### Records shown:
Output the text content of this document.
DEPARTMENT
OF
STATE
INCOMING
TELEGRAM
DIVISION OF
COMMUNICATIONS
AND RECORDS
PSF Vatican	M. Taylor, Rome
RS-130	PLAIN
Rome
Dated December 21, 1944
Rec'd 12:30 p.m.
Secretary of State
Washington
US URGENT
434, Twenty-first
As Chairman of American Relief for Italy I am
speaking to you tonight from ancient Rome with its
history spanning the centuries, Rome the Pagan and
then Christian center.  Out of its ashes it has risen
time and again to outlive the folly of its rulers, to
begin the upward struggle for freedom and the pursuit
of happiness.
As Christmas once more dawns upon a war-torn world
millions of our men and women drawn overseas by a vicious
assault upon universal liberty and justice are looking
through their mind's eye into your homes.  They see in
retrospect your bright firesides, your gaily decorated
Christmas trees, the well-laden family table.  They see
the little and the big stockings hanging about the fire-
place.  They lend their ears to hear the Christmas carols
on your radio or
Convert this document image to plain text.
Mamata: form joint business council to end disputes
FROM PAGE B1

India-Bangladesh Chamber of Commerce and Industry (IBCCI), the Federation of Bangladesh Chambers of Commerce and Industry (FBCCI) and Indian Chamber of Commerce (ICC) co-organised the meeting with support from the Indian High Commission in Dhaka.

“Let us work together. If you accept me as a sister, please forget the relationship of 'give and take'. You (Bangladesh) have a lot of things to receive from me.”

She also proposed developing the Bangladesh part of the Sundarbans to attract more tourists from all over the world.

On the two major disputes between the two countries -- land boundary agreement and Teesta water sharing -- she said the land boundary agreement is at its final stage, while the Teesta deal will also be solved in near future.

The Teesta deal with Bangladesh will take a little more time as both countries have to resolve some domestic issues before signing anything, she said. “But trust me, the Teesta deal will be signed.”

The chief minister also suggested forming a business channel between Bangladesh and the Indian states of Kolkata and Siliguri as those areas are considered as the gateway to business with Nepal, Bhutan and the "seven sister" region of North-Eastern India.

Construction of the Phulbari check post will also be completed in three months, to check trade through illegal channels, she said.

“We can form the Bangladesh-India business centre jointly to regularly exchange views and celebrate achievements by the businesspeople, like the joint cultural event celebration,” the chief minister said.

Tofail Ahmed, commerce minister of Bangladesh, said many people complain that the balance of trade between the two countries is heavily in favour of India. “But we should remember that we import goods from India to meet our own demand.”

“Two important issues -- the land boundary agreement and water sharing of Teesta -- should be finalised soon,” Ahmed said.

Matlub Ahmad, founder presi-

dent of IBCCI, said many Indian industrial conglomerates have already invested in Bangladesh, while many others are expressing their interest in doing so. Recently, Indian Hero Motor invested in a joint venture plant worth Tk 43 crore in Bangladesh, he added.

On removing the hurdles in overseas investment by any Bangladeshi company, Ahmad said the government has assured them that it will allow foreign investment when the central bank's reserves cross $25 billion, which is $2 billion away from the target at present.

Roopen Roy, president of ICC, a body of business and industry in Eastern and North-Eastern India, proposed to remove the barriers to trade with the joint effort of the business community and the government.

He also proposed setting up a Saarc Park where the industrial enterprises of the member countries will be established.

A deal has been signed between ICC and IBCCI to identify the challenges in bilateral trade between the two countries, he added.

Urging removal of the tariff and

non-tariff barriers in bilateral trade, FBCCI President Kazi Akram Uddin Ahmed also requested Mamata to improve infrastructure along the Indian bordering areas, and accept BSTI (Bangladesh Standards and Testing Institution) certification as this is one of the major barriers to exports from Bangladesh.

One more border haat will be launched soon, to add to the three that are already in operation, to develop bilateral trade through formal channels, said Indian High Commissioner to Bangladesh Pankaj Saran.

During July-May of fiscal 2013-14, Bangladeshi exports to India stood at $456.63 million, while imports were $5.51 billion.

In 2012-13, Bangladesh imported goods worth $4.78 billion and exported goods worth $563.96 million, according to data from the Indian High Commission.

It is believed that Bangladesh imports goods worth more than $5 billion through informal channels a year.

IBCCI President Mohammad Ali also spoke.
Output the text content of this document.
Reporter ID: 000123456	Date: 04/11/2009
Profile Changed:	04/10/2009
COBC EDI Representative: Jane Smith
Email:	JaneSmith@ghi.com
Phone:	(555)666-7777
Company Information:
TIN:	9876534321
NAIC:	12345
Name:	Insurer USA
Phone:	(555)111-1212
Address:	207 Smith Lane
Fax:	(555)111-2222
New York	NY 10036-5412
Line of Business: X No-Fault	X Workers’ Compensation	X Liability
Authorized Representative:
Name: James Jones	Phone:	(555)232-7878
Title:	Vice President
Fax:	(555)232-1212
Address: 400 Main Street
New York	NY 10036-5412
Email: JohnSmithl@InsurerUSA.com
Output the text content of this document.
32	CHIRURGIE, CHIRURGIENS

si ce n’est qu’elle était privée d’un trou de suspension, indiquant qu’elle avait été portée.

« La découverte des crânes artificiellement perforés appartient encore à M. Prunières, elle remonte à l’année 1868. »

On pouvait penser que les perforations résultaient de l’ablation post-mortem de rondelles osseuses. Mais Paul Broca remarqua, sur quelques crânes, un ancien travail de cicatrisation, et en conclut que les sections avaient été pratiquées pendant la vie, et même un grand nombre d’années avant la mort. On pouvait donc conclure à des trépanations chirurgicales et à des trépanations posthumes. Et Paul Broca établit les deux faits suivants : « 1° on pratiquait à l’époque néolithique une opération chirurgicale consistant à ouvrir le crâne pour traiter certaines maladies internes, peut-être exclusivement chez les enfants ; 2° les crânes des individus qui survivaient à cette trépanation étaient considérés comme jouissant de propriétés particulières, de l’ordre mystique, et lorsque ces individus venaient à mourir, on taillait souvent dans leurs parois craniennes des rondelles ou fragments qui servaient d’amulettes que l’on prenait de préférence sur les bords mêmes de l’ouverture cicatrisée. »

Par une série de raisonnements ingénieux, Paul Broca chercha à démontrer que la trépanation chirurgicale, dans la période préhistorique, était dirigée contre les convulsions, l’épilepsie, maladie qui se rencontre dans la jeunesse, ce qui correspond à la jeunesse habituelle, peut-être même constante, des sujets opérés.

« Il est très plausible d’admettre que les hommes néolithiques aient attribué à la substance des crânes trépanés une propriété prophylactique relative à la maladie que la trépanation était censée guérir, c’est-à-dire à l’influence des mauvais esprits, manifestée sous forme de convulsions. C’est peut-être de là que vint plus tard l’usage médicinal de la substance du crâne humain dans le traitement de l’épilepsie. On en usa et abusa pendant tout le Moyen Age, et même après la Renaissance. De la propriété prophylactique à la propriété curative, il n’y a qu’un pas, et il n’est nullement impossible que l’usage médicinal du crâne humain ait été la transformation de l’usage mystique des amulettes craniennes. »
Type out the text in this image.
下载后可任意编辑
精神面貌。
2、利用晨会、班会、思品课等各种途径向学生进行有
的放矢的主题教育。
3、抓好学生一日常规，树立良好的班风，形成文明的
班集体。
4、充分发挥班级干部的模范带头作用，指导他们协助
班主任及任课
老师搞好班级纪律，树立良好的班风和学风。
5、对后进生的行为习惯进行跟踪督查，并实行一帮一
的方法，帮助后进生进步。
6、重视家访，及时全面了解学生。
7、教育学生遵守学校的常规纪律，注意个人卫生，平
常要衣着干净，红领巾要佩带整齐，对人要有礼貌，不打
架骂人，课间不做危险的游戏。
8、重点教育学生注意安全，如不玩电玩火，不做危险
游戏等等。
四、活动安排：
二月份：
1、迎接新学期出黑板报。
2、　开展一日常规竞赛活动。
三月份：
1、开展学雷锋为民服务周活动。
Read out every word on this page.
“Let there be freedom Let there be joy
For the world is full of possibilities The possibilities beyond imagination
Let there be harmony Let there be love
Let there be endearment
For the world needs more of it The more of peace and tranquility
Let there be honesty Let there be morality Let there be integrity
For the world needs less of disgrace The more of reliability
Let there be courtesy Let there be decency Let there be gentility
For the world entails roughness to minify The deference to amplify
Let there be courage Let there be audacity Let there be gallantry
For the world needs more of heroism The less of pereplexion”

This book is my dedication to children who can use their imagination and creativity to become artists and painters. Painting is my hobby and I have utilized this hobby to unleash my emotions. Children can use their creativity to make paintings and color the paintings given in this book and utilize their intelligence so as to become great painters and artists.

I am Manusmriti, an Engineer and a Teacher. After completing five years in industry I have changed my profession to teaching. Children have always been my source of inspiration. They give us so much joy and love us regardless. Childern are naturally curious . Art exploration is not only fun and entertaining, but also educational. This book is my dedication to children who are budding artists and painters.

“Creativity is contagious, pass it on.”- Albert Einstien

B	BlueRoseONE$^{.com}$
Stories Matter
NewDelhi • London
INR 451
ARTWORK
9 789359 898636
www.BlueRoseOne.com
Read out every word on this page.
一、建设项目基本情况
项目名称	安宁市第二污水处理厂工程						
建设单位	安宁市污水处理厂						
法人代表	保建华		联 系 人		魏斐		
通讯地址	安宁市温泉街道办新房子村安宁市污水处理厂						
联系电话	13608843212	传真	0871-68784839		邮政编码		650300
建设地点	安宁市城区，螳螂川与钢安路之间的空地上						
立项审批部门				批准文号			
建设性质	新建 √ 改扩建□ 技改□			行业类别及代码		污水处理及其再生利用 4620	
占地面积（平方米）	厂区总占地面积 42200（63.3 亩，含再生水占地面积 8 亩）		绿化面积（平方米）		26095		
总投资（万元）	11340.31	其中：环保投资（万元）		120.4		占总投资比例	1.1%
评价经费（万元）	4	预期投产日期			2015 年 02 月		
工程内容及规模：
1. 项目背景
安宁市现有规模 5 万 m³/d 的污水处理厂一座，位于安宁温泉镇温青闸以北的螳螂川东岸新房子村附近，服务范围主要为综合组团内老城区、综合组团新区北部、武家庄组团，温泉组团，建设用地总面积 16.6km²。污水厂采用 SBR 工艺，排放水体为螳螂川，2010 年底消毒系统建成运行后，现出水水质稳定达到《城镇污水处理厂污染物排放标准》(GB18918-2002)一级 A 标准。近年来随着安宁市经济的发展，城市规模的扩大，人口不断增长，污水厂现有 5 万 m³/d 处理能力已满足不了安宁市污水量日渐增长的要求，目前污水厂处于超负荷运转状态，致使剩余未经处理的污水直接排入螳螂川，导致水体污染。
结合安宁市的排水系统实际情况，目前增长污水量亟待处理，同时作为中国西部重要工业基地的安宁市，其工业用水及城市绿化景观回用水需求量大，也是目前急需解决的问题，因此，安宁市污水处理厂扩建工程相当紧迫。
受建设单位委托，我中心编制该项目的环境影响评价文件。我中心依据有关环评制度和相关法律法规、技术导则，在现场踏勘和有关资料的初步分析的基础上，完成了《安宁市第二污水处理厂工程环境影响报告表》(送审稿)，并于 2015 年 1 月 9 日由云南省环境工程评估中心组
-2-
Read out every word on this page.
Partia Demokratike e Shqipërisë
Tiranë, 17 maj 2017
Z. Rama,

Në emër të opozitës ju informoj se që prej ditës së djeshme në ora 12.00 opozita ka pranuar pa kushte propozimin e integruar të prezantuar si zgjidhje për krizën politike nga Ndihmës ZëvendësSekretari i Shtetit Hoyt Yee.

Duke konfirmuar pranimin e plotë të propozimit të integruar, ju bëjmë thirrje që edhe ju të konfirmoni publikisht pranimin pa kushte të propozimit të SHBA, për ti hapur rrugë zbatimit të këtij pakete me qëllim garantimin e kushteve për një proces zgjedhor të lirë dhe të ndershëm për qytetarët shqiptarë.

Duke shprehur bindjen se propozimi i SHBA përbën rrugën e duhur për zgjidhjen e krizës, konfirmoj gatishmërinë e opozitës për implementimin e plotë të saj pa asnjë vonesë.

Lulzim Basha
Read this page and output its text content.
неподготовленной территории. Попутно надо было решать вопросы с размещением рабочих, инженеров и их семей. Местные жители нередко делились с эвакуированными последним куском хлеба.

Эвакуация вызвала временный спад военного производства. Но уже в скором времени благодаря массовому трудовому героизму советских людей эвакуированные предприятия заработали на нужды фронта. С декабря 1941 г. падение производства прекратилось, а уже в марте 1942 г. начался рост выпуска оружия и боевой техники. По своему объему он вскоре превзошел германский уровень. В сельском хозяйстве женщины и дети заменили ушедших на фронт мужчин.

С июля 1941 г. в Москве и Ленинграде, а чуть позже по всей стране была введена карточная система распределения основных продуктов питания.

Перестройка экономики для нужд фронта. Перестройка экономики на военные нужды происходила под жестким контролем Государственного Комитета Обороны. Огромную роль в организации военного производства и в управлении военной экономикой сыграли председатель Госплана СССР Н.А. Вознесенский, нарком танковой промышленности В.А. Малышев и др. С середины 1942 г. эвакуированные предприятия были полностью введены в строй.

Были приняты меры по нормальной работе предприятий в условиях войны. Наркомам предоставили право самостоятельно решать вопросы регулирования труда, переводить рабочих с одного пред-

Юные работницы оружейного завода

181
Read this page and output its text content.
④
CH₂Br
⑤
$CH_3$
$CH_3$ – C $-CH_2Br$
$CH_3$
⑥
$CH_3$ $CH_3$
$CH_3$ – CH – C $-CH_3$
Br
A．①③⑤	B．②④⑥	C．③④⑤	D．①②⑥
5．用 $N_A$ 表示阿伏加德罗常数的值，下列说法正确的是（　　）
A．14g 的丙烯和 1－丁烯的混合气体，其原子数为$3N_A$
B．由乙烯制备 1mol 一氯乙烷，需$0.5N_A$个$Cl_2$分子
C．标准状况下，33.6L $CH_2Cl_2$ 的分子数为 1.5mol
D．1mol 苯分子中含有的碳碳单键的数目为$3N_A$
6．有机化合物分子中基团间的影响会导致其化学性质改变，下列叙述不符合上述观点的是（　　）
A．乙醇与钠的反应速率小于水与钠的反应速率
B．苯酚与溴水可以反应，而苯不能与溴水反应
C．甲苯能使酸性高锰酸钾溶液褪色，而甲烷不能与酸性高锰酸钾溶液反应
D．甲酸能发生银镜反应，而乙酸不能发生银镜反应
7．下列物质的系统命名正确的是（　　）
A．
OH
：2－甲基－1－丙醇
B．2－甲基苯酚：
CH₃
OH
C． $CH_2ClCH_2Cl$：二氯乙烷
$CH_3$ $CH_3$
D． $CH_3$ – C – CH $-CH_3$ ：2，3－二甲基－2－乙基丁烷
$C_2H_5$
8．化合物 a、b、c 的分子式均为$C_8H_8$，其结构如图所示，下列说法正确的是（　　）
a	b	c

### Aim of the task:
Pull out every line of the entries that includes the word "your".

### Reply to the exercise:
through their mind's eye into your homes.  They see in
retrospect your bright firesides, your gaily decorated
on your radio or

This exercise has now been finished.